Goal - Scan the entries below. List each line with "подпрограмме".

Entries shown -
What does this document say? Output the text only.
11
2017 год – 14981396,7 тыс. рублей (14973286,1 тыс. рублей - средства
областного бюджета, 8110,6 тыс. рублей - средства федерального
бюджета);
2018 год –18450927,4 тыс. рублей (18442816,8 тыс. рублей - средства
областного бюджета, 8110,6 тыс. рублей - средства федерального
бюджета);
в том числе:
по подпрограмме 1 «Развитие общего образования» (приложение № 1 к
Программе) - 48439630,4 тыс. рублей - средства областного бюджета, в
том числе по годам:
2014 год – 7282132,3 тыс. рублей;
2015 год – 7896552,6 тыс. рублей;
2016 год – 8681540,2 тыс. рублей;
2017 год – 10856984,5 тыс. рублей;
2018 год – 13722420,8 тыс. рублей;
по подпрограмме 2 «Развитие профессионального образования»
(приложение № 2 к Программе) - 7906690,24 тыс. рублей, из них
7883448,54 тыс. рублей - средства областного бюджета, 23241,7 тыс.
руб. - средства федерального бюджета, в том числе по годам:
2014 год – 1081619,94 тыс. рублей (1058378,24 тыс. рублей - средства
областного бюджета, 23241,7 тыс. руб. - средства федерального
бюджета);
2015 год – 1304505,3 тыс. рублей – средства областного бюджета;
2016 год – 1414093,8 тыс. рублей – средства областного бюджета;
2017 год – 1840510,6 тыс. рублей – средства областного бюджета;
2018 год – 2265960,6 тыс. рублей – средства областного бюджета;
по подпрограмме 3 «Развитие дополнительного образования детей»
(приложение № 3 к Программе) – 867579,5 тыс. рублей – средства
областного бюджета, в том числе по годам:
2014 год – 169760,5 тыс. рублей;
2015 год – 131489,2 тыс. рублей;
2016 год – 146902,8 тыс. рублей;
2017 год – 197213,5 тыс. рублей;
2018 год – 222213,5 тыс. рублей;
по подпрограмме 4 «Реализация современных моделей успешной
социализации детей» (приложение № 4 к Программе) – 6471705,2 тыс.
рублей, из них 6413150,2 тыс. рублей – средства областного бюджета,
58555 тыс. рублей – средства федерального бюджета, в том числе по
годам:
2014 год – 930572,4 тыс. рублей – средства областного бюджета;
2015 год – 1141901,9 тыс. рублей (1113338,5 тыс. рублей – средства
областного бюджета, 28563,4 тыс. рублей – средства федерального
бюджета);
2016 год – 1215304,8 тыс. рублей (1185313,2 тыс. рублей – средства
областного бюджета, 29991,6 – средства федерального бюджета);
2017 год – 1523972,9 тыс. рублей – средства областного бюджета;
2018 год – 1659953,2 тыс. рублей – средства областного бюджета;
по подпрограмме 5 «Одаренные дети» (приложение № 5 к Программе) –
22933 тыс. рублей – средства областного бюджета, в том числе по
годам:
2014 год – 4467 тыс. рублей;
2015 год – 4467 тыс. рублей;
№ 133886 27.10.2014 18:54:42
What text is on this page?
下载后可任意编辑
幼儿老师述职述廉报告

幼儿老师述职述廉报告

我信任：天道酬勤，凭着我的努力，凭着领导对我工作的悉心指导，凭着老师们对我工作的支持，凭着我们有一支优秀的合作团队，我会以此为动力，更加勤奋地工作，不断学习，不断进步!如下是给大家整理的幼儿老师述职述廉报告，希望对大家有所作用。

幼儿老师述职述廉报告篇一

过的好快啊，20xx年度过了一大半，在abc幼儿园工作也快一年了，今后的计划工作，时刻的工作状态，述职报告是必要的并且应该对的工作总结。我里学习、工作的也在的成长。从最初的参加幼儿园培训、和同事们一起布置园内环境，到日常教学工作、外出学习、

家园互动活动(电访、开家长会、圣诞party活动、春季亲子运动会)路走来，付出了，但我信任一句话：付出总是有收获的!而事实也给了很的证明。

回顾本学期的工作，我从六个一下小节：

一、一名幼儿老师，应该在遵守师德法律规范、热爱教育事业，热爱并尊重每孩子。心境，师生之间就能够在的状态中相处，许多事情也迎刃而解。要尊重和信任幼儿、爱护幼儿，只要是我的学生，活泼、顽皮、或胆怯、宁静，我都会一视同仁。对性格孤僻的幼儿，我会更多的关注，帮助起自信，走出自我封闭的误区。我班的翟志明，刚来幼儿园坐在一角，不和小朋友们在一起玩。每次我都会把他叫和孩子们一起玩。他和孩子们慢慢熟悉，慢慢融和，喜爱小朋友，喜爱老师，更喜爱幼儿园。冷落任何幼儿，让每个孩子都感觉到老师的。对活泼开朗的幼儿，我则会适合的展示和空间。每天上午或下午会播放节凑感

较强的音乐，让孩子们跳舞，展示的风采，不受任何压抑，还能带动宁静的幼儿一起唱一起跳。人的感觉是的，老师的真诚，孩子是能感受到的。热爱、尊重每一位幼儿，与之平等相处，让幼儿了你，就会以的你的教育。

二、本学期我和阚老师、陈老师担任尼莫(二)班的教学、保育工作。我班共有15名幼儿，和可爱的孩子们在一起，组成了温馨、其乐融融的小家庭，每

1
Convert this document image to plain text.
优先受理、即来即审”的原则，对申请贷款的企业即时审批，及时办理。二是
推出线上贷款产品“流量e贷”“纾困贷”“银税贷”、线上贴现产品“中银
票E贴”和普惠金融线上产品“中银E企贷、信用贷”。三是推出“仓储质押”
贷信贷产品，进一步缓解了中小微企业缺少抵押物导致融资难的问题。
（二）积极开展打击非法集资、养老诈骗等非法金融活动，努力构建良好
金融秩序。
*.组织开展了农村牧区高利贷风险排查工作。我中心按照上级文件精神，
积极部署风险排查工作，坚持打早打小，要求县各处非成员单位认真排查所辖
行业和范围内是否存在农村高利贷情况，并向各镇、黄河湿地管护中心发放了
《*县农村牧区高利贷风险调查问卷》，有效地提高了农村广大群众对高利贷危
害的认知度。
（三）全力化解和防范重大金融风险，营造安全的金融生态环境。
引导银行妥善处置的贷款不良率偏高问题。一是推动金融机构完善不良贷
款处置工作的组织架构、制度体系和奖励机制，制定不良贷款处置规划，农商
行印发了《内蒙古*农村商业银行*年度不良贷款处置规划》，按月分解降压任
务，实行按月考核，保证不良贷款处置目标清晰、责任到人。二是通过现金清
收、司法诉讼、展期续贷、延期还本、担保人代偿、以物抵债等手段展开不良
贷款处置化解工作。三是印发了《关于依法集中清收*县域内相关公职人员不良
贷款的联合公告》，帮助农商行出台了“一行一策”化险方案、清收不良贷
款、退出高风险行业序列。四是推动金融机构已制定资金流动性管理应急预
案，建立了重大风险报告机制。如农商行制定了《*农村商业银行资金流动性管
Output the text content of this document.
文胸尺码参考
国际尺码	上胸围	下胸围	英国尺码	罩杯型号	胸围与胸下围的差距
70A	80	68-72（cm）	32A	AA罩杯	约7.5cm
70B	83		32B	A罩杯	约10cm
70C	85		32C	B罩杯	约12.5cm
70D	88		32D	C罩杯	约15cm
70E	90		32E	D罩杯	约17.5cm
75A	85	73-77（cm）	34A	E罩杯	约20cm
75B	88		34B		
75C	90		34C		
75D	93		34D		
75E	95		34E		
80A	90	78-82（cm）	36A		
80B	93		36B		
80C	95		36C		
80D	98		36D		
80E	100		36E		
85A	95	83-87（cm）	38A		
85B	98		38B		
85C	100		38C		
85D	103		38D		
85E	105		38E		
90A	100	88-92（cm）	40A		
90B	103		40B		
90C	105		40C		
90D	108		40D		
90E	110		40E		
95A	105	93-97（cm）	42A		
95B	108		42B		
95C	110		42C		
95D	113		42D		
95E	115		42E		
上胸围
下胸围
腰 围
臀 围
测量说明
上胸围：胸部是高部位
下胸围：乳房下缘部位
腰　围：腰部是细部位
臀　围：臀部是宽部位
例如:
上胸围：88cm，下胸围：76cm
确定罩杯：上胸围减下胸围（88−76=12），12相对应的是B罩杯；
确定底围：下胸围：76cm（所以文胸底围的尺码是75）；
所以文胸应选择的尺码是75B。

Task output -
по подпрограмме 1 «Развитие общего образования» (приложение № 1 к
по подпрограмме 2 «Развитие профессионального образования»
по подпрограмме 3 «Развитие дополнительного образования детей»
по подпрограмме 4 «Реализация современных моделей успешной
по подпрограмме 5 «Одаренные дети» (приложение № 5 к Программе) –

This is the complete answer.